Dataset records
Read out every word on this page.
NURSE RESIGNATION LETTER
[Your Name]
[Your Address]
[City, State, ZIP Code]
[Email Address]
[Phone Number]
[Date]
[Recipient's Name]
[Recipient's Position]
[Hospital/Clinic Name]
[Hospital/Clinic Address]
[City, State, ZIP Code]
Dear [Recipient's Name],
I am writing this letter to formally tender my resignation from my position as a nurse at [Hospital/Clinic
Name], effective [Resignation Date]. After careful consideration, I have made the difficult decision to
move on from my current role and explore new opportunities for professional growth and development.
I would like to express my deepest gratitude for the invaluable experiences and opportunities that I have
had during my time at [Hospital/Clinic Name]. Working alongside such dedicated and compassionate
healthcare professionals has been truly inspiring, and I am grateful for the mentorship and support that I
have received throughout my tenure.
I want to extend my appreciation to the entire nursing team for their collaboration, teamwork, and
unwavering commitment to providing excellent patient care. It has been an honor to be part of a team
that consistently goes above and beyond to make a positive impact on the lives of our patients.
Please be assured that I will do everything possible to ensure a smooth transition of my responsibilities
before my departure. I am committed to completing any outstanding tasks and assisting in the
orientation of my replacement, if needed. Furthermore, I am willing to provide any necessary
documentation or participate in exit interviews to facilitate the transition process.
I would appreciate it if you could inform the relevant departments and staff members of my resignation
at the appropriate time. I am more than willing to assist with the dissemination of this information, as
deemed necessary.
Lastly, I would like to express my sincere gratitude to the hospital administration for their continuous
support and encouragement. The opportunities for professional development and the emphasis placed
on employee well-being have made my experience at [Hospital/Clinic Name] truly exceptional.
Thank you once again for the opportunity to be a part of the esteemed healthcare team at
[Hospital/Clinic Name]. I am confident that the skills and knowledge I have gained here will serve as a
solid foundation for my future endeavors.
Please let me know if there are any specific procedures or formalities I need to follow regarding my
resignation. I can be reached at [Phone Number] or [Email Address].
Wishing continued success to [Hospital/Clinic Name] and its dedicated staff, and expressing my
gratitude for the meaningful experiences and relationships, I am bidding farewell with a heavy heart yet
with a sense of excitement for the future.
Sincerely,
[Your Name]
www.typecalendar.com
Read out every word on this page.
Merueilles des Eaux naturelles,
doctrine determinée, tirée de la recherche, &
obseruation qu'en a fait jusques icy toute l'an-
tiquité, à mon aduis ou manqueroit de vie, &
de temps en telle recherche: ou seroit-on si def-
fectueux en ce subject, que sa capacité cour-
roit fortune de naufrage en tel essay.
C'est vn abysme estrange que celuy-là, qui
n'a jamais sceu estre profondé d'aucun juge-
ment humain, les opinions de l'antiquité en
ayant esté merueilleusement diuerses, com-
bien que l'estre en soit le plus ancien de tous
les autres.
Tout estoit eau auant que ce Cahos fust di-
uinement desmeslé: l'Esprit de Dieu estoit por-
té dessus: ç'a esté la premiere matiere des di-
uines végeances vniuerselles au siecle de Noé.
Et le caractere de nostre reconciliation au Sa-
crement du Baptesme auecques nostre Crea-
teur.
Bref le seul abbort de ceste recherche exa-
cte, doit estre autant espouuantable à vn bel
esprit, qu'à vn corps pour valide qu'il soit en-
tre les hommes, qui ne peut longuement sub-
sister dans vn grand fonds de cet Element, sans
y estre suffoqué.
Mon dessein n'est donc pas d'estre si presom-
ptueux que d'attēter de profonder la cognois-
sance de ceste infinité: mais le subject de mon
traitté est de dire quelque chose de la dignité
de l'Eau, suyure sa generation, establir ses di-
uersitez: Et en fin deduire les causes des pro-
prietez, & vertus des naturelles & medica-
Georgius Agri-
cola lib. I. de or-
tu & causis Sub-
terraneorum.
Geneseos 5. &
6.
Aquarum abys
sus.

* Your instructions:
Return each line above precisely as written.

* Solution to this problem:
Read out every word on this page.
NURSE RESIGNATION LETTER
[Your Name]
[Your Address]
[City, State, ZIP Code]
[Email Address]
[Phone Number]
[Date]
[Recipient's Name]
[Recipient's Position]
[Hospital/Clinic Name]
[Hospital/Clinic Address]
[City, State, ZIP Code]
Dear [Recipient's Name],
I am writing this letter to formally tender my resignation from my position as a nurse at [Hospital/Clinic
Name], effective [Resignation Date]. After careful consideration, I have made the difficult decision to
move on from my current role and explore new opportunities for professional growth and development.
I would like to express my deepest gratitude for the invaluable experiences and opportunities that I have
had during my time at [Hospital/Clinic Name]. Working alongside such dedicated and compassionate
healthcare professionals has been truly inspiring, and I am grateful for the mentorship and support that I
have received throughout my tenure.
I want to extend my appreciation to the entire nursing team for their collaboration, teamwork, and
unwavering commitment to providing excellent patient care. It has been an honor to be part of a team
that consistently goes above and beyond to make a positive impact on the lives of our patients.
Please be assured that I will do everything possible to ensure a smooth transition of my responsibilities
before my departure. I am committed to completing any outstanding tasks and assisting in the
orientation of my replacement, if needed. Furthermore, I am willing to provide any necessary
documentation or participate in exit interviews to facilitate the transition process.
I would appreciate it if you could inform the relevant departments and staff members of my resignation
at the appropriate time. I am more than willing to assist with the dissemination of this information, as
deemed necessary.
Lastly, I would like to express my sincere gratitude to the hospital administration for their continuous
support and encouragement. The opportunities for professional development and the emphasis placed
on employee well-being have made my experience at [Hospital/Clinic Name] truly exceptional.
Thank you once again for the opportunity to be a part of the esteemed healthcare team at
[Hospital/Clinic Name]. I am confident that the skills and knowledge I have gained here will serve as a
solid foundation for my future endeavors.
Please let me know if there are any specific procedures or formalities I need to follow regarding my
resignation. I can be reached at [Phone Number] or [Email Address].
Wishing continued success to [Hospital/Clinic Name] and its dedicated staff, and expressing my
gratitude for the meaningful experiences and relationships, I am bidding farewell with a heavy heart yet
with a sense of excitement for the future.
Sincerely,
[Your Name]
www.typecalendar.com
Read out every word on this page.
Merueilles des Eaux naturelles,
doctrine determinée, tirée de la recherche, &
obseruation qu'en a fait jusques icy toute l'an-
tiquité, à mon aduis ou manqueroit de vie, &
de temps en telle recherche: ou seroit-on si def-
fectueux en ce subject, que sa capacité cour-
roit fortune de naufrage en tel essay.
C'est vn abysme estrange que celuy-là, qui
n'a jamais sceu estre profondé d'aucun juge-
ment humain, les opinions de l'antiquité en
ayant esté merueilleusement diuerses, com-
bien que l'estre en soit le plus ancien de tous
les autres.
Tout estoit eau auant que ce Cahos fust di-
uinement desmeslé: l'Esprit de Dieu estoit por-
té dessus: ç'a esté la premiere matiere des di-
uines végeances vniuerselles au siecle de Noé.
Et le caractere de nostre reconciliation au Sa-
crement du Baptesme auecques nostre Crea-
teur.
Bref le seul abbort de ceste recherche exa-
cte, doit estre autant espouuantable à vn bel
esprit, qu'à vn corps pour valide qu'il soit en-
tre les hommes, qui ne peut longuement sub-
sister dans vn grand fonds de cet Element, sans
y estre suffoqué.
Mon dessein n'est donc pas d'estre si presom-
ptueux que d'attēter de profonder la cognois-
sance de ceste infinité: mais le subject de mon
traitté est de dire quelque chose de la dignité
de l'Eau, suyure sa generation, establir ses di-
uersitez: Et en fin deduire les causes des pro-
prietez, & vertus des naturelles & medica-
Georgius Agri-
cola lib. I. de or-
tu & causis Sub-
terraneorum.
Geneseos 5. &
6.
Aquarum abys
sus.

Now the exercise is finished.